=== Task goal ===
For the listing underneath, give the count of lines containing the string "hundred" and nothing further.

=== Data entries ===
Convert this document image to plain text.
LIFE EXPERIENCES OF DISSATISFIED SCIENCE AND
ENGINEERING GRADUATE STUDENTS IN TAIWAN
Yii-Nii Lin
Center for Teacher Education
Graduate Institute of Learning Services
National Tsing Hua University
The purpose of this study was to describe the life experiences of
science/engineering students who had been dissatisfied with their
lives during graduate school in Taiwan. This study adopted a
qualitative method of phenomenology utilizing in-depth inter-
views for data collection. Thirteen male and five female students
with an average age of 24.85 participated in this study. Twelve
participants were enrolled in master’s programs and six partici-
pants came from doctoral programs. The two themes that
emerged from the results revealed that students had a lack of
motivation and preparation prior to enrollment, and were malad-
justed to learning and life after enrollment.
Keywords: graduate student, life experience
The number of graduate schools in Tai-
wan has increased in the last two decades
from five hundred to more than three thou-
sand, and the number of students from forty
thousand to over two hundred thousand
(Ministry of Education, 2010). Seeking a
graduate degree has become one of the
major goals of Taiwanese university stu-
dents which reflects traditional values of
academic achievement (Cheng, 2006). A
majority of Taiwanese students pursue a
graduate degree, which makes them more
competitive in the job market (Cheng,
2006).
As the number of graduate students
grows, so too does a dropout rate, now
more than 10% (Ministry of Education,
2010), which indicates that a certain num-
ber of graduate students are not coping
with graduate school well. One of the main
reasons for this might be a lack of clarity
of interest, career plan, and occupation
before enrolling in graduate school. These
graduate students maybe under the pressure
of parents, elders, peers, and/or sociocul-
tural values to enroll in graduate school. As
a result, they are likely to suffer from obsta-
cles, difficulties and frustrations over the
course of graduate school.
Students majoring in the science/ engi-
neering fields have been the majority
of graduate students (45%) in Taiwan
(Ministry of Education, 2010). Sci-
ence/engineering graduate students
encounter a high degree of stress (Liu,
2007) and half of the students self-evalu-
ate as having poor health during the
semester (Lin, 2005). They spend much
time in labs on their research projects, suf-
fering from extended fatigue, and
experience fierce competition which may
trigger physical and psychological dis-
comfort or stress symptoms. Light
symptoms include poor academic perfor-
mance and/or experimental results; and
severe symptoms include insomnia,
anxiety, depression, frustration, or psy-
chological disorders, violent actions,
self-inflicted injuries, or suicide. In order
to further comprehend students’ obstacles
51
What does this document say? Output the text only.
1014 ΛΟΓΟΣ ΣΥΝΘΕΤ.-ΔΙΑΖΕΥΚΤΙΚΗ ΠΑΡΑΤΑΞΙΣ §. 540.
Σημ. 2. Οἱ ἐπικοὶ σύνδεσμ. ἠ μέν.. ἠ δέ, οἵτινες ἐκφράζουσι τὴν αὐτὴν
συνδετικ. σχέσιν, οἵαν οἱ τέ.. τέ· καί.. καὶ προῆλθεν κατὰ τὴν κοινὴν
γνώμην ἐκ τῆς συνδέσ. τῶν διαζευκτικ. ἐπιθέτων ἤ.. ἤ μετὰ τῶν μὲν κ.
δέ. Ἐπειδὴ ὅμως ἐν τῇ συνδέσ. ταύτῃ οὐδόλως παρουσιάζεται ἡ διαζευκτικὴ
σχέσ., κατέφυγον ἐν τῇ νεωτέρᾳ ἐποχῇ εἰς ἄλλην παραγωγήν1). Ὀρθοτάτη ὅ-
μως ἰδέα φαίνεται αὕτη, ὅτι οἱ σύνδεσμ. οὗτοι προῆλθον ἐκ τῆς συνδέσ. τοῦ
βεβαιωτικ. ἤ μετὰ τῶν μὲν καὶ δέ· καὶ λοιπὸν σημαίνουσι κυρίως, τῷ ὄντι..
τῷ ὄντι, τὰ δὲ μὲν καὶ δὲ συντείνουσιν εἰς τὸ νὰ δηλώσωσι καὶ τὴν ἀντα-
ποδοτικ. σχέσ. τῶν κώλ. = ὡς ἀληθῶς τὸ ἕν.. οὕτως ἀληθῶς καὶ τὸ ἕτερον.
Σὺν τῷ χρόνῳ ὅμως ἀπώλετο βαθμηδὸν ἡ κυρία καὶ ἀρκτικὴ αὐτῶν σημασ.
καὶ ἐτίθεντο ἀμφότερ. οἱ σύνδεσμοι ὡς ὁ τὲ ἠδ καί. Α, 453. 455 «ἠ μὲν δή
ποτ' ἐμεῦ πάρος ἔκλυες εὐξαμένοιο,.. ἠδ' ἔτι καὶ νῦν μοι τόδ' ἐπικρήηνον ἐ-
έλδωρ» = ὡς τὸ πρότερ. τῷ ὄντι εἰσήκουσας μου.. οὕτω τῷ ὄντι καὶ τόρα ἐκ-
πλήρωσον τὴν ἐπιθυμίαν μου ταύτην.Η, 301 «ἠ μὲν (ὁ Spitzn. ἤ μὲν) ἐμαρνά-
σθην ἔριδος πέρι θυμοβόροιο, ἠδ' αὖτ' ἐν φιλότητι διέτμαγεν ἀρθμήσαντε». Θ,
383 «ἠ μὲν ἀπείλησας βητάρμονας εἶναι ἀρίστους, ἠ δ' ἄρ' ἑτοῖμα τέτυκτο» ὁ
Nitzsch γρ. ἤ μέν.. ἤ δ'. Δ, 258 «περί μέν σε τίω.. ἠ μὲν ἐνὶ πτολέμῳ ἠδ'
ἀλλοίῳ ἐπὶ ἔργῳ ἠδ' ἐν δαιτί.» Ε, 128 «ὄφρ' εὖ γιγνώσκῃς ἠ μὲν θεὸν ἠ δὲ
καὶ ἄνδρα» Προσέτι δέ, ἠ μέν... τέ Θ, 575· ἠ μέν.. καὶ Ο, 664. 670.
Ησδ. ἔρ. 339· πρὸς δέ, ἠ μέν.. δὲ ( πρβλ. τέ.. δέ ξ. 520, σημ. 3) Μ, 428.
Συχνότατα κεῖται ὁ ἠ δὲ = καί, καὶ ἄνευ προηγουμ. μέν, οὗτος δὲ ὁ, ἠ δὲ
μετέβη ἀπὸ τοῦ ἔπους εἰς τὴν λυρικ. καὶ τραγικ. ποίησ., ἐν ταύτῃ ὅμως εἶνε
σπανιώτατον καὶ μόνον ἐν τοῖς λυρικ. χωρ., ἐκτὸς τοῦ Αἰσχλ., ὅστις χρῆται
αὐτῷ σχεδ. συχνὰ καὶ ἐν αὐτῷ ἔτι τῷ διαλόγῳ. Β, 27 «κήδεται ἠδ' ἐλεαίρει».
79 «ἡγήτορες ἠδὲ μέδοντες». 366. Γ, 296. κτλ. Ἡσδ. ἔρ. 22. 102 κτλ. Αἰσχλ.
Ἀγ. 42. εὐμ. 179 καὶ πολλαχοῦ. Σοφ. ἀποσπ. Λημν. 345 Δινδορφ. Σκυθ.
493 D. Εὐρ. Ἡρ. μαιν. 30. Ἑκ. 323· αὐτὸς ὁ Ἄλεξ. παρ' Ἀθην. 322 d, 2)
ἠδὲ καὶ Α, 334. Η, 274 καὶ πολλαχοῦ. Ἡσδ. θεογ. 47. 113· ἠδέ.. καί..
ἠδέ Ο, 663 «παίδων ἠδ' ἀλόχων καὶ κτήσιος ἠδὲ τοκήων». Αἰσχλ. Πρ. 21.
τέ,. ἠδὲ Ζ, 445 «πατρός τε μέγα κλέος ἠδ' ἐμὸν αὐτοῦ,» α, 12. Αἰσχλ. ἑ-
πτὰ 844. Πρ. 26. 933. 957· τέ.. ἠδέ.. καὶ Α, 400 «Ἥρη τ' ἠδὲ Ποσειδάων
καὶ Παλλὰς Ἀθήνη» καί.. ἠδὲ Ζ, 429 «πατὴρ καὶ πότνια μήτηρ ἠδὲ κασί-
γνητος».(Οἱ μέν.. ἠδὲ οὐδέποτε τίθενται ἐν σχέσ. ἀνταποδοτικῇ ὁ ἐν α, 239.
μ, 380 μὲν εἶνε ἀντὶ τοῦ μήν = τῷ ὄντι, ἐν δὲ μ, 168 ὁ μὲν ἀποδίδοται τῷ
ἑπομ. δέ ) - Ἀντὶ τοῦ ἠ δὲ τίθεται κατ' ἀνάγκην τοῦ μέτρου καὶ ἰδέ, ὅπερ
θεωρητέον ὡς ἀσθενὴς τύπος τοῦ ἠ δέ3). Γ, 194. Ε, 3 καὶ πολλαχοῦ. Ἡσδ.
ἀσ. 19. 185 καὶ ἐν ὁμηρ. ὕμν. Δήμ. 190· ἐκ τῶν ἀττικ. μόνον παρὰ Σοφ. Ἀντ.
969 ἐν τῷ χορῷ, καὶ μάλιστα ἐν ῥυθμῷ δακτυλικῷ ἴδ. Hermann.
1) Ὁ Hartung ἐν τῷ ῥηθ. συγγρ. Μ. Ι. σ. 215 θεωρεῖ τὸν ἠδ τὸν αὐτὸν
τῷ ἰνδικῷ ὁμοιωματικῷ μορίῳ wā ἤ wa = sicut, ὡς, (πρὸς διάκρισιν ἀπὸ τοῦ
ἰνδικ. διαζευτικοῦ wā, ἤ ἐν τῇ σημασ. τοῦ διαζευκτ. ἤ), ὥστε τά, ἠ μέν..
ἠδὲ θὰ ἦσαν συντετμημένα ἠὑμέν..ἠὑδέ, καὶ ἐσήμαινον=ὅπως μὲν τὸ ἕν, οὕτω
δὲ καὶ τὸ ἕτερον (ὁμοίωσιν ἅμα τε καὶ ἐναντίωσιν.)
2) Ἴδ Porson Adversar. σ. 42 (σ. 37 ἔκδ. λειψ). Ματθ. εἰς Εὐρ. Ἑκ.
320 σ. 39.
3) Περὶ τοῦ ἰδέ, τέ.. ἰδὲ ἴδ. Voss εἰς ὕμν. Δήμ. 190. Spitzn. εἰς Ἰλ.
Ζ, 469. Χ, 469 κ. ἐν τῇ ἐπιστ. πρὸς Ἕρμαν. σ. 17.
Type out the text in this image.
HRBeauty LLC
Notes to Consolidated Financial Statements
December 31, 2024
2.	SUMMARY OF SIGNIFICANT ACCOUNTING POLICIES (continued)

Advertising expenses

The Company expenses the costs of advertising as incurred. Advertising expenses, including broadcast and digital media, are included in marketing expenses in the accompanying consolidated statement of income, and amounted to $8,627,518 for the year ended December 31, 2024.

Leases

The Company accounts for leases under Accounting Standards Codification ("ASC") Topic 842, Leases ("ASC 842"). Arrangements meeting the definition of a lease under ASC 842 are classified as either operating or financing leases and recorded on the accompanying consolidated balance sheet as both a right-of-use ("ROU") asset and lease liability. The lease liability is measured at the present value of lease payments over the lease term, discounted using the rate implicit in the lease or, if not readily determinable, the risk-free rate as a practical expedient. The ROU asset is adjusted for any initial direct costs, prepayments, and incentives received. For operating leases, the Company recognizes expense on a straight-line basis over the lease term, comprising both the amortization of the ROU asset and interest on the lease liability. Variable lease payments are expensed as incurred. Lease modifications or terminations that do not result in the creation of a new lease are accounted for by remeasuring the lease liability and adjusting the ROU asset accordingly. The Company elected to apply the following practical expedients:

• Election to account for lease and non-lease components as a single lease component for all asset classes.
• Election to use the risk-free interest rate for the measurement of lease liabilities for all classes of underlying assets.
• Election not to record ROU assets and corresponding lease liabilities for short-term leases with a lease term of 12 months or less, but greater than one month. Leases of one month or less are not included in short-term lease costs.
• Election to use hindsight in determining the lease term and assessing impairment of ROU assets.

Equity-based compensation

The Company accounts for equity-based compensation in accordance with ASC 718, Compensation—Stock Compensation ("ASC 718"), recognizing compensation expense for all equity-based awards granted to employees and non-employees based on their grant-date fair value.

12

=== Task response ===
2